## [GOAL]
Quote the whole listing verbatim.

(Structured figure records)
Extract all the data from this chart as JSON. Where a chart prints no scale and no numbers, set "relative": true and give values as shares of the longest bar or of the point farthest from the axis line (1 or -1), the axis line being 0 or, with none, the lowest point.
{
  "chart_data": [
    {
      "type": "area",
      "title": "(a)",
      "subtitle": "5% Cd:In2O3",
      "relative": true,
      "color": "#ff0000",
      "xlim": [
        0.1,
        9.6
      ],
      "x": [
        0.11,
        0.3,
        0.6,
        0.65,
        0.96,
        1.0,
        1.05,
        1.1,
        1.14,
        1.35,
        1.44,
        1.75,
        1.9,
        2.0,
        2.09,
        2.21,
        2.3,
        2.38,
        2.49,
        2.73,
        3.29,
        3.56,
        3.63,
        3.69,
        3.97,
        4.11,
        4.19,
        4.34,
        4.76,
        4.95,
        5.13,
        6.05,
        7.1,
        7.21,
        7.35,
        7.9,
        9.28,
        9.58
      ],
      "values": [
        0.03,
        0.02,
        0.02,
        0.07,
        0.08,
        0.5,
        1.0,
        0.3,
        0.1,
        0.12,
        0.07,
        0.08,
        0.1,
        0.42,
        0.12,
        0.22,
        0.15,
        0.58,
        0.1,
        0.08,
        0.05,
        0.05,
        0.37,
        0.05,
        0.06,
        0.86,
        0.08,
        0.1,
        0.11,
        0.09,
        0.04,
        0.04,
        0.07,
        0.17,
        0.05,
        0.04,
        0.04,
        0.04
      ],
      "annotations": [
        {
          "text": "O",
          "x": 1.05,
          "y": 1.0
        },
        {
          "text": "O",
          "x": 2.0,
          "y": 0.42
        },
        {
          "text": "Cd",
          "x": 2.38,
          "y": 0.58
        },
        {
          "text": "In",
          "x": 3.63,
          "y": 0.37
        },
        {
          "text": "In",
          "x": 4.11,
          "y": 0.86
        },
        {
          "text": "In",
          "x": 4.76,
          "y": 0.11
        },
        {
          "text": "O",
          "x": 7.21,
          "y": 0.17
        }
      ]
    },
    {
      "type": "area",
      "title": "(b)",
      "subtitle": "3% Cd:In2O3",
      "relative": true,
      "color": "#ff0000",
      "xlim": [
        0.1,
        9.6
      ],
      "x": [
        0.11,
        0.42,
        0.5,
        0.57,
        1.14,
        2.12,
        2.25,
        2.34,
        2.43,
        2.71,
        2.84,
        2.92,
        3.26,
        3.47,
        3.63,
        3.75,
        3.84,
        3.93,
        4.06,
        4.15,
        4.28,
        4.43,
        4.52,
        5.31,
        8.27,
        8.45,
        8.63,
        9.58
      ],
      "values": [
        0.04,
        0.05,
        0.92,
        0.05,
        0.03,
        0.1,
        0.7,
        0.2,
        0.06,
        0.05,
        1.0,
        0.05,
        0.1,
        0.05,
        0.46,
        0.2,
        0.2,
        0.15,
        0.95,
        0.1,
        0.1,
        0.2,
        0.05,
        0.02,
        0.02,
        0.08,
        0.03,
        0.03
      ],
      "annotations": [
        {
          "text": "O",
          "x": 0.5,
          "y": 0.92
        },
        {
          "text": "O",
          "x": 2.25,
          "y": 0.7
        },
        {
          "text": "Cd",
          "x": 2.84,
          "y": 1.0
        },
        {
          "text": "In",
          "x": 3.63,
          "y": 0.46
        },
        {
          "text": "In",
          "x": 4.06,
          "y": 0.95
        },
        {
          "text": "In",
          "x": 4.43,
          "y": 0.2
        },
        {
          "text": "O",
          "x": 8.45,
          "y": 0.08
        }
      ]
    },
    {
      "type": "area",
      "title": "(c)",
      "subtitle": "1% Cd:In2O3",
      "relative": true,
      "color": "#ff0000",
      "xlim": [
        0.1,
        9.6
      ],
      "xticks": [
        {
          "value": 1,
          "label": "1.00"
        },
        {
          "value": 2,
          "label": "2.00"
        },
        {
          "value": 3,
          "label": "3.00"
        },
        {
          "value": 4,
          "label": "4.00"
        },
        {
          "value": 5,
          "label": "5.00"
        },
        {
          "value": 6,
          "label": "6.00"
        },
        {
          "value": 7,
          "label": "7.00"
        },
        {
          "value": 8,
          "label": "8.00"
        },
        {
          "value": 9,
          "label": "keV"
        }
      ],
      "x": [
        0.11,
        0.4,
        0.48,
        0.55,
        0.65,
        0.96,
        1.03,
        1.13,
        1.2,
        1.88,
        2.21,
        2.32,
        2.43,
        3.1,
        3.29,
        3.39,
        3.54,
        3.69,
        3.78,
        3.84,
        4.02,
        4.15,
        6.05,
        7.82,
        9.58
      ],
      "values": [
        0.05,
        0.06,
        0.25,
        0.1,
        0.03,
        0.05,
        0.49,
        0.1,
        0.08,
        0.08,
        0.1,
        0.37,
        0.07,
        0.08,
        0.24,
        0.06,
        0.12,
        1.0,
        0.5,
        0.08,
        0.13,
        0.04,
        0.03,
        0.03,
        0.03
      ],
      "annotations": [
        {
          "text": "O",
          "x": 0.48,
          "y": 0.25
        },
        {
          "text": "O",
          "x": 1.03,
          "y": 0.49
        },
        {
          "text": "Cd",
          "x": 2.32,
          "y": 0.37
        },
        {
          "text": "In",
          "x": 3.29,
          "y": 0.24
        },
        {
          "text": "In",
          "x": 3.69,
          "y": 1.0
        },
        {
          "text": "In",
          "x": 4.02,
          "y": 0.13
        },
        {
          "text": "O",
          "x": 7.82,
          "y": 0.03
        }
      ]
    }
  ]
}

## [WRITTEN SOLUTION]
Extract all the data from this chart as JSON. Where a chart prints no scale and no numbers, set "relative": true and give values as shares of the longest bar or of the point farthest from the axis line (1 or -1), the axis line being 0 or, with none, the lowest point.
{
  "chart_data": [
    {
      "type": "area",
      "title": "(a)",
      "subtitle": "5% Cd:In2O3",
      "relative": true,
      "color": "#ff0000",
      "xlim": [
        0.1,
        9.6
      ],
      "x": [
        0.11,
        0.3,
        0.6,
        0.65,
        0.96,
        1.0,
        1.05,
        1.1,
        1.14,
        1.35,
        1.44,
        1.75,
        1.9,
        2.0,
        2.09,
        2.21,
        2.3,
        2.38,
        2.49,
        2.73,
        3.29,
        3.56,
        3.63,
        3.69,
        3.97,
        4.11,
        4.19,
        4.34,
        4.76,
        4.95,
        5.13,
        6.05,
        7.1,
        7.21,
        7.35,
        7.9,
        9.28,
        9.58
      ],
      "values": [
        0.03,
        0.02,
        0.02,
        0.07,
        0.08,
        0.5,
        1.0,
        0.3,
        0.1,
        0.12,
        0.07,
        0.08,
        0.1,
        0.42,
        0.12,
        0.22,
        0.15,
        0.58,
        0.1,
        0.08,
        0.05,
        0.05,
        0.37,
        0.05,
        0.06,
        0.86,
        0.08,
        0.1,
        0.11,
        0.09,
        0.04,
        0.04,
        0.07,
        0.17,
        0.05,
        0.04,
        0.04,
        0.04
      ],
      "annotations": [
        {
          "text": "O",
          "x": 1.05,
          "y": 1.0
        },
        {
          "text": "O",
          "x": 2.0,
          "y": 0.42
        },
        {
          "text": "Cd",
          "x": 2.38,
          "y": 0.58
        },
        {
          "text": "In",
          "x": 3.63,
          "y": 0.37
        },
        {
          "text": "In",
          "x": 4.11,
          "y": 0.86
        },
        {
          "text": "In",
          "x": 4.76,
          "y": 0.11
        },
        {
          "text": "O",
          "x": 7.21,
          "y": 0.17
        }
      ]
    },
    {
      "type": "area",
      "title": "(b)",
      "subtitle": "3% Cd:In2O3",
      "relative": true,
      "color": "#ff0000",
      "xlim": [
        0.1,
        9.6
      ],
      "x": [
        0.11,
        0.42,
        0.5,
        0.57,
        1.14,
        2.12,
        2.25,
        2.34,
        2.43,
        2.71,
        2.84,
        2.92,
        3.26,
        3.47,
        3.63,
        3.75,
        3.84,
        3.93,
        4.06,
        4.15,
        4.28,
        4.43,
        4.52,
        5.31,
        8.27,
        8.45,
        8.63,
        9.58
      ],
      "values": [
        0.04,
        0.05,
        0.92,
        0.05,
        0.03,
        0.1,
        0.7,
        0.2,
        0.06,
        0.05,
        1.0,
        0.05,
        0.1,
        0.05,
        0.46,
        0.2,
        0.2,
        0.15,
        0.95,
        0.1,
        0.1,
        0.2,
        0.05,
        0.02,
        0.02,
        0.08,
        0.03,
        0.03
      ],
      "annotations": [
        {
          "text": "O",
          "x": 0.5,
          "y": 0.92
        },
        {
          "text": "O",
          "x": 2.25,
          "y": 0.7
        },
        {
          "text": "Cd",
          "x": 2.84,
          "y": 1.0
        },
        {
          "text": "In",
          "x": 3.63,
          "y": 0.46
        },
        {
          "text": "In",
          "x": 4.06,
          "y": 0.95
        },
        {
          "text": "In",
          "x": 4.43,
          "y": 0.2
        },
        {
          "text": "O",
          "x": 8.45,
          "y": 0.08
        }
      ]
    },
    {
      "type": "area",
      "title": "(c)",
      "subtitle": "1% Cd:In2O3",
      "relative": true,
      "color": "#ff0000",
      "xlim": [
        0.1,
        9.6
      ],
      "xticks": [
        {
          "value": 1,
          "label": "1.00"
        },
        {
          "value": 2,
          "label": "2.00"
        },
        {
          "value": 3,
          "label": "3.00"
        },
        {
          "value": 4,
          "label": "4.00"
        },
        {
          "value": 5,
          "label": "5.00"
        },
        {
          "value": 6,
          "label": "6.00"
        },
        {
          "value": 7,
          "label": "7.00"
        },
        {
          "value": 8,
          "label": "8.00"
        },
        {
          "value": 9,
          "label": "keV"
        }
      ],
      "x": [
        0.11,
        0.4,
        0.48,
        0.55,
        0.65,
        0.96,
        1.03,
        1.13,
        1.2,
        1.88,
        2.21,
        2.32,
        2.43,
        3.1,
        3.29,
        3.39,
        3.54,
        3.69,
        3.78,
        3.84,
        4.02,
        4.15,
        6.05,
        7.82,
        9.58
      ],
      "values": [
        0.05,
        0.06,
        0.25,
        0.1,
        0.03,
        0.05,
        0.49,
        0.1,
        0.08,
        0.08,
        0.1,
        0.37,
        0.07,
        0.08,
        0.24,
        0.06,
        0.12,
        1.0,
        0.5,
        0.08,
        0.13,
        0.04,
        0.03,
        0.03,
        0.03
      ],
      "annotations": [
        {
          "text": "O",
          "x": 0.48,
          "y": 0.25
        },
        {
          "text": "O",
          "x": 1.03,
          "y": 0.49
        },
        {
          "text": "Cd",
          "x": 2.32,
          "y": 0.37
        },
        {
          "text": "In",
          "x": 3.29,
          "y": 0.24
        },
        {
          "text": "In",
          "x": 3.69,
          "y": 1.0
        },
        {
          "text": "In",
          "x": 4.02,
          "y": 0.13
        },
        {
          "text": "O",
          "x": 7.82,
          "y": 0.03
        }
      ]
    }
  ]
}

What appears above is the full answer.